**Your goal**
An exact copy of all the data is required, with pictures left out.

**Material for the task**
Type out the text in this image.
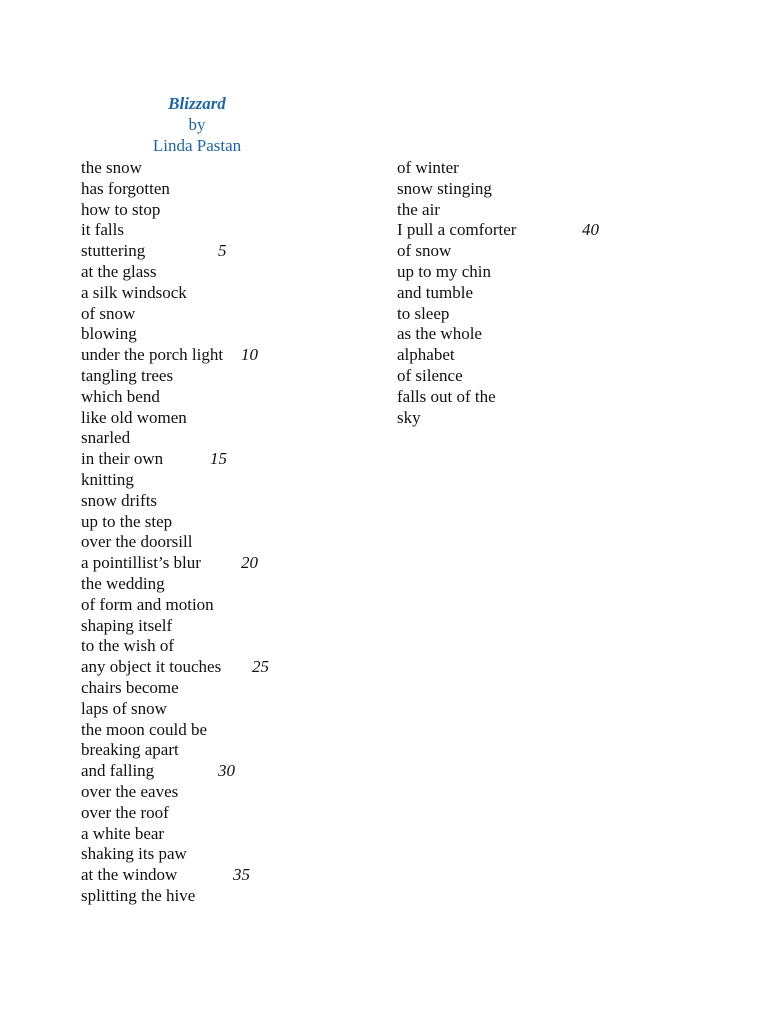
Blizzard
by
Linda Pastan
the snow
has forgotten
how to stop
it falls
stuttering	5
at the glass
a silk windsock
of snow
blowing
under the porch light 10
tangling trees
which bend
like old women
snarled
in their own	15
knitting
snow drifts
up to the step
over the doorsill
a pointillist’s blur 20
the wedding
of form and motion
shaping itself
to the wish of
any object it touches 25
chairs become
laps of snow
the moon could be
breaking apart
and falling	30
over the eaves
over the roof
a white bear
shaking its paw
at the window	35
splitting the hive
of winter
snow stinging
the air
I pull a comforter	40
of snow
up to my chin
and tumble
to sleep
as the whole
alphabet
of silence
falls out of the
sky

**Solved exercise**
Type out the text in this image.
Blizzard
by
Linda Pastan
the snow
has forgotten
how to stop
it falls
stuttering	5
at the glass
a silk windsock
of snow
blowing
under the porch light 10
tangling trees
which bend
like old women
snarled
in their own	15
knitting
snow drifts
up to the step
over the doorsill
a pointillist’s blur 20
the wedding
of form and motion
shaping itself
to the wish of
any object it touches 25
chairs become
laps of snow
the moon could be
breaking apart
and falling	30
over the eaves
over the roof
a white bear
shaking its paw
at the window	35
splitting the hive
of winter
snow stinging
the air
I pull a comforter	40
of snow
up to my chin
and tumble
to sleep
as the whole
alphabet
of silence
falls out of the
sky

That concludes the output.